• GIVEN REQUEST
Any picture among the records should be left out, please; retype the rest exactly.

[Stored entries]
════════════════
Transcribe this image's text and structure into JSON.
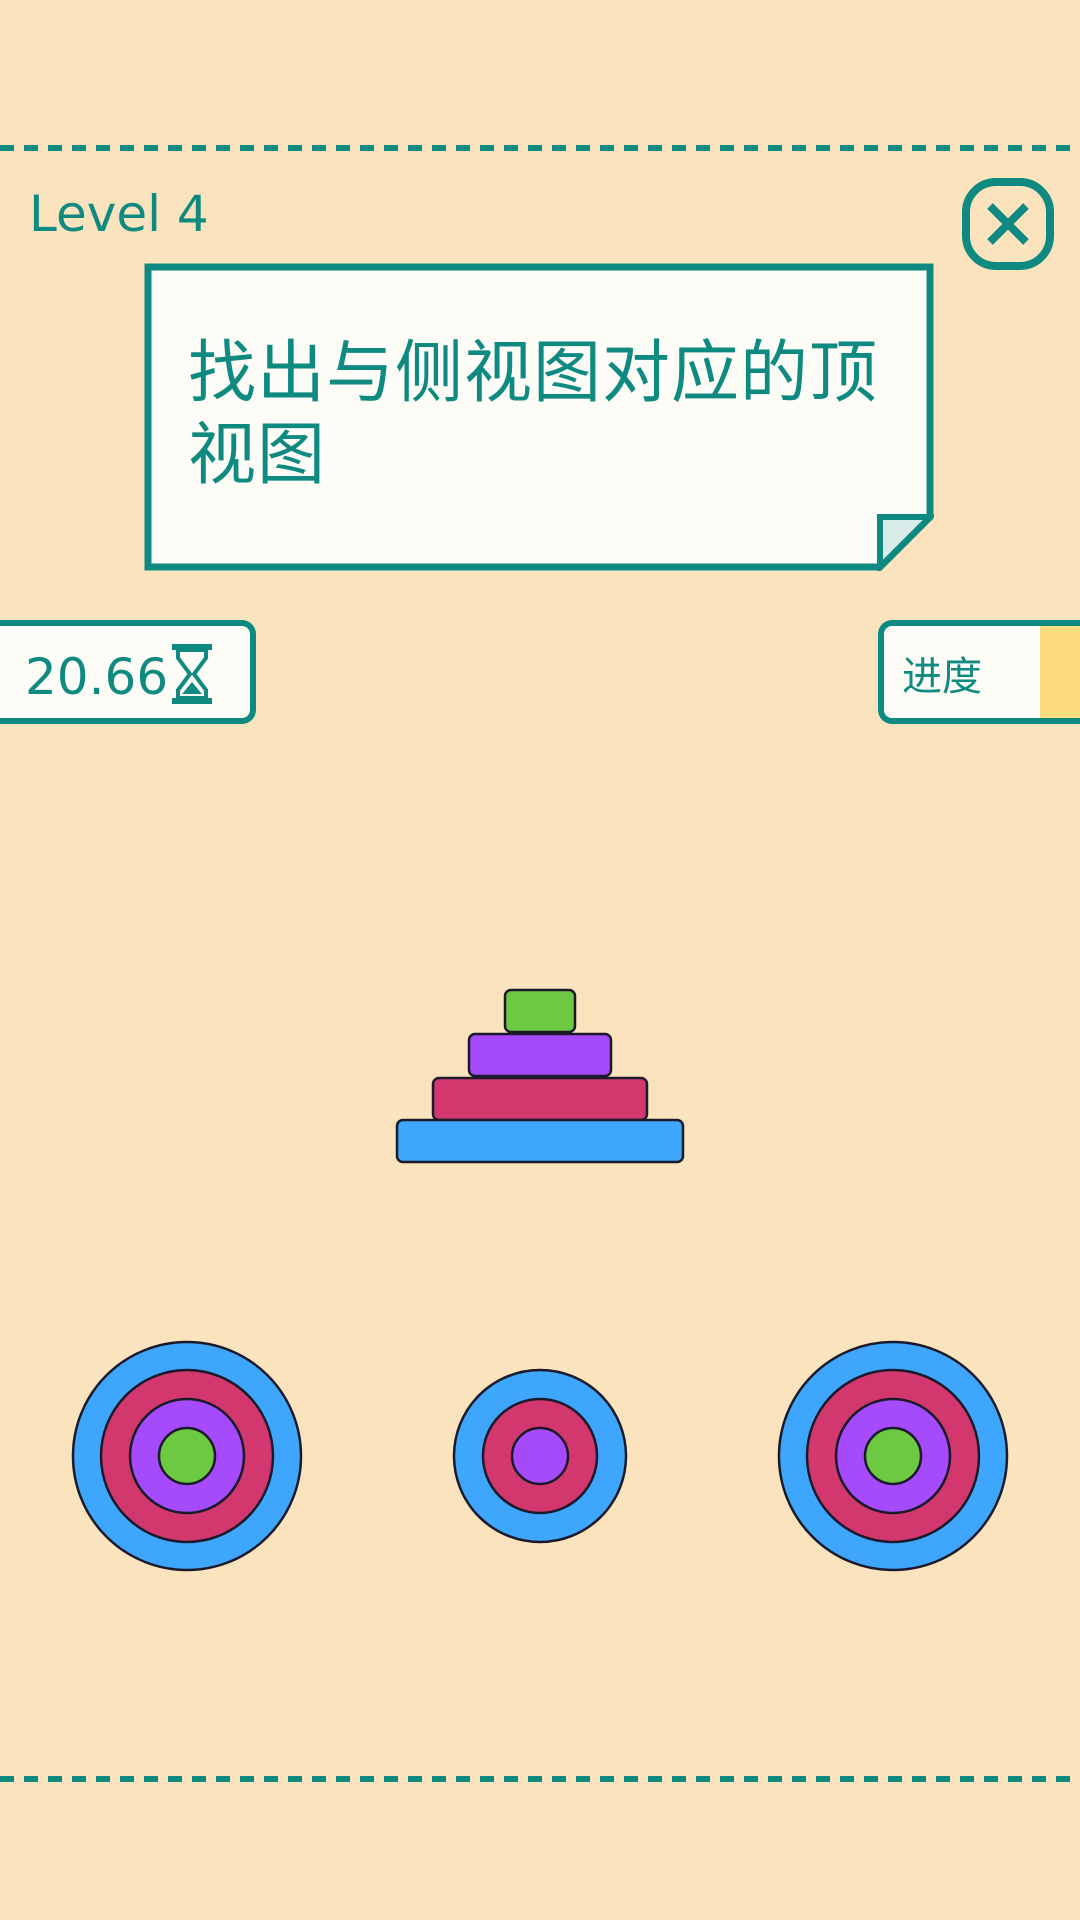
{
  "level": {
    "title": "Level 4"
  },
  "instruction": {
    "text": "找出与侧视图对应的顶视图"
  },
  "timer": {
    "value": "20.66",
    "icon": "hourglass-icon"
  },
  "progress": {
    "label": "进度",
    "fill_color": "#FDDB7E"
  },
  "close": {
    "icon": "close-icon"
  },
  "colors": {
    "background": "#FBE3BE",
    "accent": "#0F8A80",
    "card": "#FDFCF7",
    "blue": "#3EA6FC",
    "magenta": "#D2376E",
    "purple": "#A64BFB",
    "green": "#6DC842",
    "outline": "#1A1A2A"
  },
  "side_view": {
    "layers_top_to_bottom": [
      "green",
      "purple",
      "magenta",
      "blue"
    ]
  },
  "options": [
    {
      "id": "option-1",
      "rings_outer_to_inner": [
        "blue",
        "magenta",
        "purple",
        "green"
      ]
    },
    {
      "id": "option-2",
      "rings_outer_to_inner": [
        "blue",
        "magenta",
        "purple"
      ]
    },
    {
      "id": "option-3",
      "rings_outer_to_inner": [
        "blue",
        "magenta",
        "purple",
        "green"
      ]
    }
  ]
}
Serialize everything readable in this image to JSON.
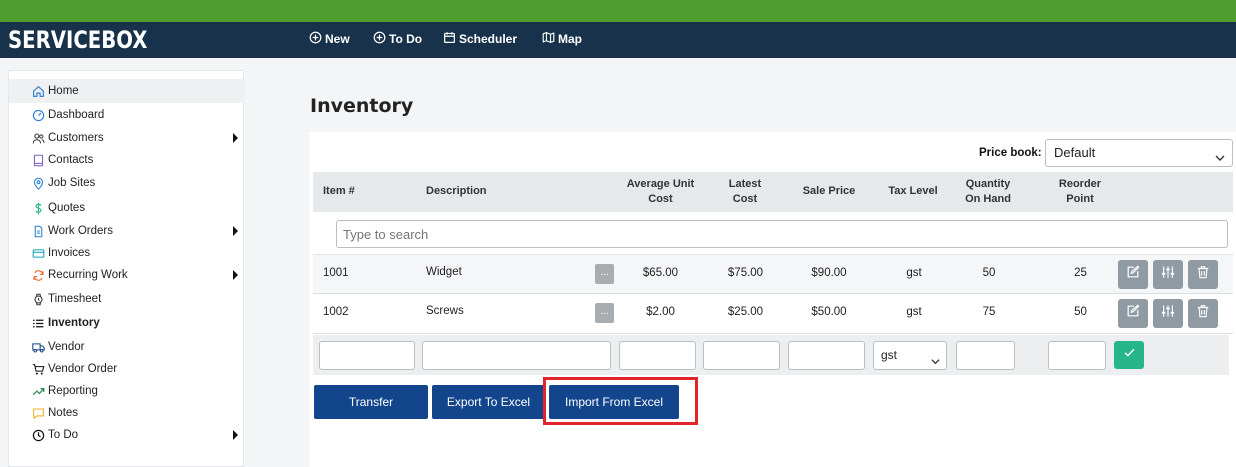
{
  "app": {
    "logo": "SERVICEBOX"
  },
  "nav": {
    "new": "New",
    "todo": "To Do",
    "scheduler": "Scheduler",
    "map": "Map"
  },
  "sidebar": {
    "items": [
      {
        "label": "Home",
        "icon": "home-icon"
      },
      {
        "label": "Dashboard",
        "icon": "gauge-icon"
      },
      {
        "label": "Customers",
        "icon": "users-icon"
      },
      {
        "label": "Contacts",
        "icon": "book-icon"
      },
      {
        "label": "Job Sites",
        "icon": "map-pin-icon"
      },
      {
        "label": "Quotes",
        "icon": "dollar-icon"
      },
      {
        "label": "Work Orders",
        "icon": "document-icon"
      },
      {
        "label": "Invoices",
        "icon": "card-icon"
      },
      {
        "label": "Recurring Work",
        "icon": "refresh-icon"
      },
      {
        "label": "Timesheet",
        "icon": "watch-icon"
      },
      {
        "label": "Inventory",
        "icon": "list-icon"
      },
      {
        "label": "Vendor",
        "icon": "truck-icon"
      },
      {
        "label": "Vendor Order",
        "icon": "cart-icon"
      },
      {
        "label": "Reporting",
        "icon": "trend-icon"
      },
      {
        "label": "Notes",
        "icon": "chat-icon"
      },
      {
        "label": "To Do",
        "icon": "clock-icon"
      }
    ]
  },
  "page": {
    "title": "Inventory"
  },
  "price_book": {
    "label": "Price book:",
    "value": "Default"
  },
  "table": {
    "headers": {
      "item": "Item #",
      "description": "Description",
      "avg_cost_1": "Average Unit",
      "avg_cost_2": "Cost",
      "latest_1": "Latest",
      "latest_2": "Cost",
      "sale": "Sale Price",
      "tax": "Tax Level",
      "qty_1": "Quantity",
      "qty_2": "On Hand",
      "reorder_1": "Reorder",
      "reorder_2": "Point"
    },
    "search_placeholder": "Type to search",
    "rows": [
      {
        "item": "1001",
        "description": "Widget",
        "dots": "...",
        "avg_cost": "$65.00",
        "latest_cost": "$75.00",
        "sale_price": "$90.00",
        "tax": "gst",
        "qty": "50",
        "reorder": "25"
      },
      {
        "item": "1002",
        "description": "Screws",
        "dots": "...",
        "avg_cost": "$2.00",
        "latest_cost": "$25.00",
        "sale_price": "$50.00",
        "tax": "gst",
        "qty": "75",
        "reorder": "50"
      }
    ],
    "new_row_tax": "gst"
  },
  "actions": {
    "transfer": "Transfer",
    "export": "Export To Excel",
    "import": "Import From Excel"
  },
  "colors": {
    "top_strip": "#4f9d2f",
    "navbar": "#17324a",
    "primary_button": "#12458c",
    "confirm_button": "#27b58a",
    "highlight": "#e0262b"
  }
}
════════════════
• TASK RESULT
Transcribe this image's text and structure into JSON.
{
  "level": {
    "title": "Level 4"
  },
  "instruction": {
    "text": "找出与侧视图对应的顶视图"
  },
  "timer": {
    "value": "20.66",
    "icon": "hourglass-icon"
  },
  "progress": {
    "label": "进度",
    "fill_color": "#FDDB7E"
  },
  "close": {
    "icon": "close-icon"
  },
  "colors": {
    "background": "#FBE3BE",
    "accent": "#0F8A80",
    "card": "#FDFCF7",
    "blue": "#3EA6FC",
    "magenta": "#D2376E",
    "purple": "#A64BFB",
    "green": "#6DC842",
    "outline": "#1A1A2A"
  },
  "side_view": {
    "layers_top_to_bottom": [
      "green",
      "purple",
      "magenta",
      "blue"
    ]
  },
  "options": [
    {
      "id": "option-1",
      "rings_outer_to_inner": [
        "blue",
        "magenta",
        "purple",
        "green"
      ]
    },
    {
      "id": "option-2",
      "rings_outer_to_inner": [
        "blue",
        "magenta",
        "purple"
      ]
    },
    {
      "id": "option-3",
      "rings_outer_to_inner": [
        "blue",
        "magenta",
        "purple",
        "green"
      ]
    }
  ]
}
Serialize everything readable in this image to JSON.
{
  "app": {
    "logo": "SERVICEBOX"
  },
  "nav": {
    "new": "New",
    "todo": "To Do",
    "scheduler": "Scheduler",
    "map": "Map"
  },
  "sidebar": {
    "items": [
      {
        "label": "Home",
        "icon": "home-icon"
      },
      {
        "label": "Dashboard",
        "icon": "gauge-icon"
      },
      {
        "label": "Customers",
        "icon": "users-icon"
      },
      {
        "label": "Contacts",
        "icon": "book-icon"
      },
      {
        "label": "Job Sites",
        "icon": "map-pin-icon"
      },
      {
        "label": "Quotes",
        "icon": "dollar-icon"
      },
      {
        "label": "Work Orders",
        "icon": "document-icon"
      },
      {
        "label": "Invoices",
        "icon": "card-icon"
      },
      {
        "label": "Recurring Work",
        "icon": "refresh-icon"
      },
      {
        "label": "Timesheet",
        "icon": "watch-icon"
      },
      {
        "label": "Inventory",
        "icon": "list-icon"
      },
      {
        "label": "Vendor",
        "icon": "truck-icon"
      },
      {
        "label": "Vendor Order",
        "icon": "cart-icon"
      },
      {
        "label": "Reporting",
        "icon": "trend-icon"
      },
      {
        "label": "Notes",
        "icon": "chat-icon"
      },
      {
        "label": "To Do",
        "icon": "clock-icon"
      }
    ]
  },
  "page": {
    "title": "Inventory"
  },
  "price_book": {
    "label": "Price book:",
    "value": "Default"
  },
  "table": {
    "headers": {
      "item": "Item #",
      "description": "Description",
      "avg_cost_1": "Average Unit",
      "avg_cost_2": "Cost",
      "latest_1": "Latest",
      "latest_2": "Cost",
      "sale": "Sale Price",
      "tax": "Tax Level",
      "qty_1": "Quantity",
      "qty_2": "On Hand",
      "reorder_1": "Reorder",
      "reorder_2": "Point"
    },
    "search_placeholder": "Type to search",
    "rows": [
      {
        "item": "1001",
        "description": "Widget",
        "dots": "...",
        "avg_cost": "$65.00",
        "latest_cost": "$75.00",
        "sale_price": "$90.00",
        "tax": "gst",
        "qty": "50",
        "reorder": "25"
      },
      {
        "item": "1002",
        "description": "Screws",
        "dots": "...",
        "avg_cost": "$2.00",
        "latest_cost": "$25.00",
        "sale_price": "$50.00",
        "tax": "gst",
        "qty": "75",
        "reorder": "50"
      }
    ],
    "new_row_tax": "gst"
  },
  "actions": {
    "transfer": "Transfer",
    "export": "Export To Excel",
    "import": "Import From Excel"
  },
  "colors": {
    "top_strip": "#4f9d2f",
    "navbar": "#17324a",
    "primary_button": "#12458c",
    "confirm_button": "#27b58a",
    "highlight": "#e0262b"
  }
}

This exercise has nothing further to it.